→ QUOTED PASSAGE
Type 3 of the loop which uses an alias of the constant type is useful when iterating over objects of large size in a read only fashion, and using the alias will avoid creating copies of the entire objects.

Template Types and std::vector

A template type is a special type that can take different types when the type is initialized. An example is the std::vector which can be initialize for different types

std::vector<char>; // initializes a vector of characters
std::vector<uiuc::Cube> // initializes a vextor of type Cube

std::vector is a standard library class that provides a dynamically growing array with a templated type. Its key operations are

Operation Code
Defined in #include <vector>
Initialization std::vector<T> t;
Add to back of array ::push_back(T);
Access specific element ::operator[](unsigned pos);
Number of elements ::size()

where T denotes the type like int or uiuc::Cube. The type goes in the angular brackets after the keyword vector.

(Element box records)
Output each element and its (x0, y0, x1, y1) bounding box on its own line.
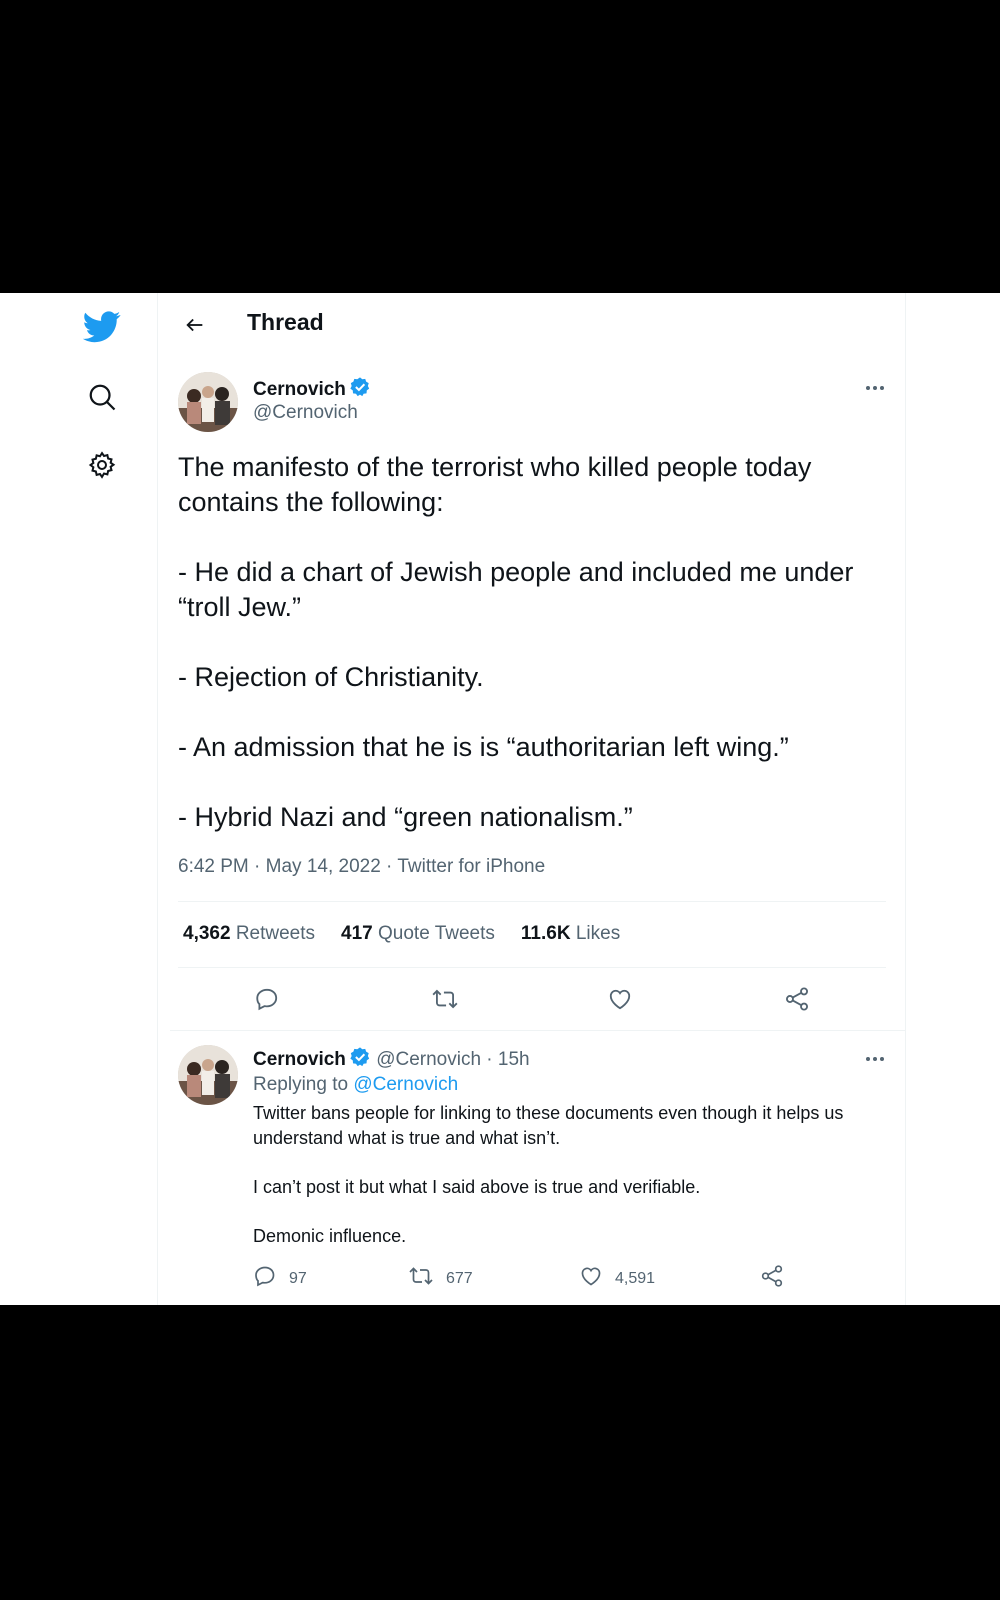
tweet-stats: 4,362 Retweets 417 Quote Tweets 11.6K Li… (183, 923, 620, 945)
tweet-timestamp[interactable]: 6:42 PM · May 14, 2022 · Twitter for iPh… (178, 856, 545, 878)
reply-button[interactable]: 97 (253, 1264, 307, 1293)
retweets-stat[interactable]: 4,362 Retweets (183, 923, 315, 945)
verified-badge-icon (349, 1046, 371, 1074)
likes-stat[interactable]: 11.6K Likes (521, 923, 620, 945)
tweet-paragraph: I can’t post it but what I said above is… (253, 1177, 701, 1197)
like-button[interactable]: 4,591 (579, 1264, 655, 1293)
reply-author-row: Cernovich @Cernovich · 15h (253, 1046, 530, 1074)
divider (178, 901, 886, 902)
author-handle[interactable]: @Cernovich (253, 402, 358, 424)
author-name[interactable]: Cernovich (253, 1049, 346, 1070)
author-name[interactable]: Cernovich (253, 379, 346, 400)
twitter-bird-icon[interactable] (80, 305, 124, 349)
retweet-button[interactable]: 677 (408, 1264, 473, 1293)
tweet-paragraph: The manifesto of the terrorist who kille… (178, 452, 812, 517)
avatar[interactable] (178, 372, 238, 432)
replying-to-link[interactable]: @Cernovich (353, 1074, 458, 1095)
gear-icon[interactable] (80, 443, 124, 487)
retweet-count: 677 (446, 1269, 473, 1287)
tweet-paragraph: Demonic influence. (253, 1226, 407, 1246)
verified-badge-icon (349, 376, 371, 403)
retweet-icon (408, 1264, 434, 1293)
reply-body: Twitter bans people for linking to these… (253, 1101, 883, 1273)
search-icon[interactable] (80, 375, 124, 419)
tweet-paragraph: - He did a chart of Jewish people and in… (178, 557, 854, 622)
tweet-paragraph: - Rejection of Christianity. (178, 662, 484, 692)
divider (178, 967, 886, 968)
avatar[interactable] (178, 1045, 238, 1105)
more-icon[interactable] (866, 1057, 884, 1061)
share-icon[interactable] (760, 1264, 784, 1288)
like-count: 4,591 (615, 1269, 656, 1287)
thread-header: Thread (157, 293, 905, 357)
back-arrow-icon[interactable] (177, 307, 213, 343)
page-title: Thread (247, 309, 324, 335)
tweet-paragraph: - Hybrid Nazi and “green nationalism.” (178, 802, 633, 832)
retweet-icon[interactable] (431, 986, 459, 1012)
like-icon (579, 1264, 603, 1293)
more-icon[interactable] (866, 386, 884, 390)
quote-tweets-stat[interactable]: 417 Quote Tweets (341, 923, 495, 945)
tweet-paragraph: Twitter bans people for linking to these… (253, 1103, 844, 1148)
author-name-row: Cernovich (253, 376, 371, 403)
thread-screen: Thread Cernovich @Cernovich The manifest… (0, 293, 1000, 1305)
share-icon[interactable] (784, 986, 810, 1012)
like-icon[interactable] (607, 986, 633, 1012)
tweet-body: The manifesto of the terrorist who kille… (178, 450, 878, 870)
reply-count: 97 (289, 1269, 307, 1287)
tweet-paragraph: - An admission that he is is “authoritar… (178, 732, 789, 762)
author-handle-time[interactable]: @Cernovich · 15h (376, 1049, 529, 1070)
divider (170, 1030, 906, 1031)
reply-icon (253, 1264, 277, 1293)
column-border (905, 293, 906, 1305)
reply-icon[interactable] (254, 986, 280, 1012)
replying-to: Replying to @Cernovich (253, 1074, 459, 1095)
nav-rail (0, 293, 158, 1305)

→ DIRECTIONS
1. Quote the passage on template types and std::vector above word for word, starting at "std::vector<char>; // initializes" and ending at "the keyword vector.".
2. Pick up the passage on template types and std::vector after its last sentence and keep writing it.

→ ANSWERS
1.
std::vector<char>; // initializes a vector of characters
std::vector<uiuc::Cube> // initializes a vextor of type Cube

std::vector is a standard library class that provides a dynamically growing array with a templated type. Its key operations are

Operation Code
Defined in #include <vector>
Initialization std::vector<T> t;
Add to back of array ::push_back(T);
Access specific element ::operator[](unsigned pos);
Number of elements ::size()

where T denotes the type like int or uiuc::Cube. The type goes in the angular brackets after the keyword vector.

2.
Templated Functions

C++ allows using templated variables for use in classes or functions. The template variable is defined by declaring it before the class or function.

// usage in a class
template <typename T>
class List{
    //...
    private:
        T data_;
}
// usage in a function
template <typename T>
T max(T a, T b){
    if(a > b){return a;}
    return b;
}

Template variables are checked at compile time which means that errors can be caught before running the program. This is also called compile time binding.

Inheritance

A base class is a generic form of a specialized derived class. The derived class can inherit from the base class. Assume that the Cube class inherits from the Shape class. Then

Class Shape{
    public:
        Shape();
        Shape(double width);
        double getWidth() const;

    private:
        double width_
}
namespace uiuc{
    Class Cube : public Shape{
        public:
            Cube(double width, Color colour);
            double getVolume() const;

        private:
            Color colour;
    }
}

The variable width_ will also be available in class Cube and accessible via the method getWidth already defined in the Shape class. Functions specific to and defined in Cube class are not available in the Shape class.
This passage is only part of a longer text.